ENTRIES SUPPLIED:
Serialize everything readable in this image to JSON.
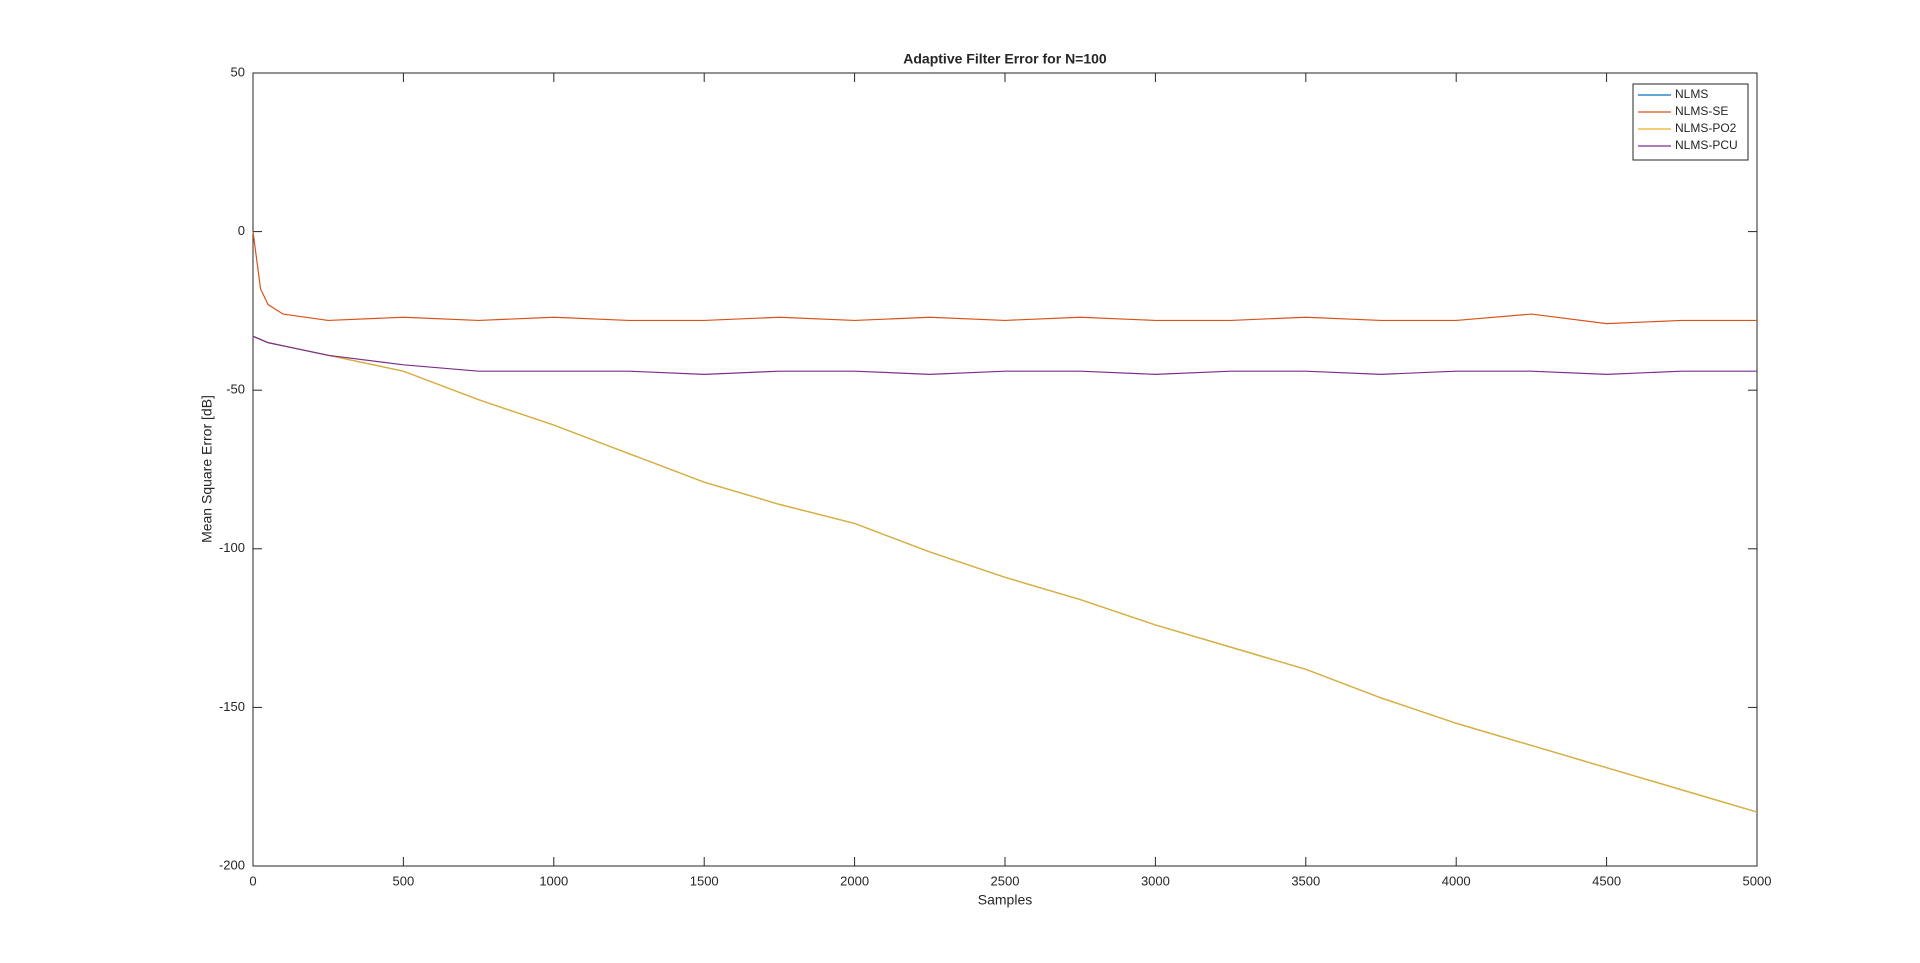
{
  "chart_data": {
    "type": "line",
    "title": "Adaptive Filter Error for N=100",
    "x_label": "Samples",
    "y_label": "Mean Square Error [dB]",
    "x": [
      0,
      25,
      50,
      100,
      250,
      500,
      750,
      1000,
      1250,
      1500,
      1750,
      2000,
      2250,
      2500,
      2750,
      3000,
      3250,
      3500,
      3750,
      4000,
      4250,
      4500,
      4750,
      5000
    ],
    "series": [
      {
        "name": "NLMS",
        "color": "#0072bd",
        "values": [
          -33,
          -34,
          -35,
          -36,
          -39,
          -44,
          -53,
          -61,
          -70,
          -79,
          -86,
          -92,
          -101,
          -109,
          -116,
          -124,
          -131,
          -138,
          -147,
          -155,
          -162,
          -169,
          -176,
          -183
        ]
      },
      {
        "name": "NLMS-SE",
        "color": "#d95319",
        "values": [
          0,
          -18,
          -23,
          -26,
          -28,
          -27,
          -28,
          -27,
          -28,
          -28,
          -27,
          -28,
          -27,
          -28,
          -27,
          -28,
          -28,
          -27,
          -28,
          -28,
          -26,
          -29,
          -28,
          -28
        ]
      },
      {
        "name": "NLMS-PO2",
        "color": "#edb120",
        "values": [
          -33,
          -34,
          -35,
          -36,
          -39,
          -44,
          -53,
          -61,
          -70,
          -79,
          -86,
          -92,
          -101,
          -109,
          -116,
          -124,
          -131,
          -138,
          -147,
          -155,
          -162,
          -169,
          -176,
          -183
        ]
      },
      {
        "name": "NLMS-PCU",
        "color": "#7e2f8e",
        "values": [
          -33,
          -34,
          -35,
          -36,
          -39,
          -42,
          -44,
          -44,
          -44,
          -45,
          -44,
          -44,
          -45,
          -44,
          -44,
          -45,
          -44,
          -44,
          -45,
          -44,
          -44,
          -45,
          -44,
          -44
        ]
      }
    ],
    "xlim": [
      0,
      5000
    ],
    "xticks": [
      0,
      500,
      1000,
      1500,
      2000,
      2500,
      3000,
      3500,
      4000,
      4500,
      5000
    ],
    "ylim": [
      -200,
      50
    ],
    "yticks": [
      -200,
      -150,
      -100,
      -50,
      0,
      50
    ],
    "grid": false,
    "legend": "top-right"
  }
}
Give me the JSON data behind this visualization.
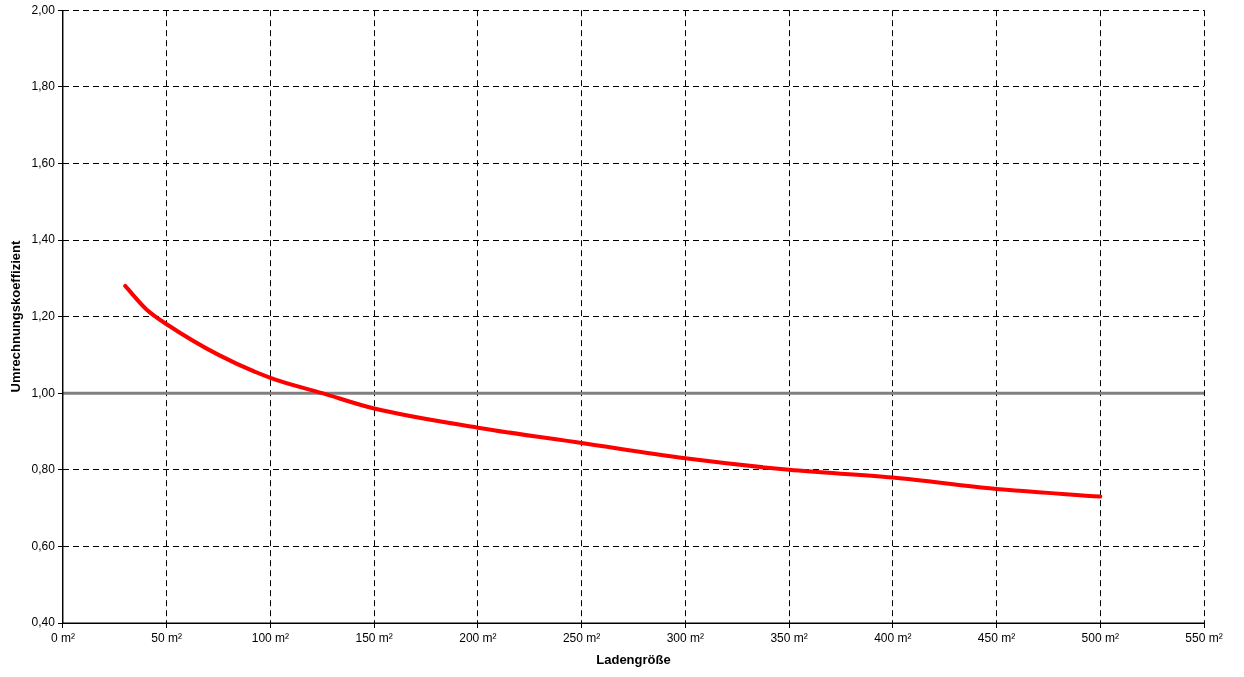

SHORT TASK:
All of the material above should be reproduced exactly, except the pictures.

PROBLEM SOLUTION:
Serialize everything readable in this image to JSON.
{
  "chart_data": {
    "type": "line",
    "title": "Adaptive Filter Error for N=100",
    "x_label": "Samples",
    "y_label": "Mean Square Error [dB]",
    "x": [
      0,
      25,
      50,
      100,
      250,
      500,
      750,
      1000,
      1250,
      1500,
      1750,
      2000,
      2250,
      2500,
      2750,
      3000,
      3250,
      3500,
      3750,
      4000,
      4250,
      4500,
      4750,
      5000
    ],
    "series": [
      {
        "name": "NLMS",
        "color": "#0072bd",
        "values": [
          -33,
          -34,
          -35,
          -36,
          -39,
          -44,
          -53,
          -61,
          -70,
          -79,
          -86,
          -92,
          -101,
          -109,
          -116,
          -124,
          -131,
          -138,
          -147,
          -155,
          -162,
          -169,
          -176,
          -183
        ]
      },
      {
        "name": "NLMS-SE",
        "color": "#d95319",
        "values": [
          0,
          -18,
          -23,
          -26,
          -28,
          -27,
          -28,
          -27,
          -28,
          -28,
          -27,
          -28,
          -27,
          -28,
          -27,
          -28,
          -28,
          -27,
          -28,
          -28,
          -26,
          -29,
          -28,
          -28
        ]
      },
      {
        "name": "NLMS-PO2",
        "color": "#edb120",
        "values": [
          -33,
          -34,
          -35,
          -36,
          -39,
          -44,
          -53,
          -61,
          -70,
          -79,
          -86,
          -92,
          -101,
          -109,
          -116,
          -124,
          -131,
          -138,
          -147,
          -155,
          -162,
          -169,
          -176,
          -183
        ]
      },
      {
        "name": "NLMS-PCU",
        "color": "#7e2f8e",
        "values": [
          -33,
          -34,
          -35,
          -36,
          -39,
          -42,
          -44,
          -44,
          -44,
          -45,
          -44,
          -44,
          -45,
          -44,
          -44,
          -45,
          -44,
          -44,
          -45,
          -44,
          -44,
          -45,
          -44,
          -44
        ]
      }
    ],
    "xlim": [
      0,
      5000
    ],
    "xticks": [
      0,
      500,
      1000,
      1500,
      2000,
      2500,
      3000,
      3500,
      4000,
      4500,
      5000
    ],
    "ylim": [
      -200,
      50
    ],
    "yticks": [
      -200,
      -150,
      -100,
      -50,
      0,
      50
    ],
    "grid": false,
    "legend": "top-right"
  }
}
Give me the JSON data behind this visualization.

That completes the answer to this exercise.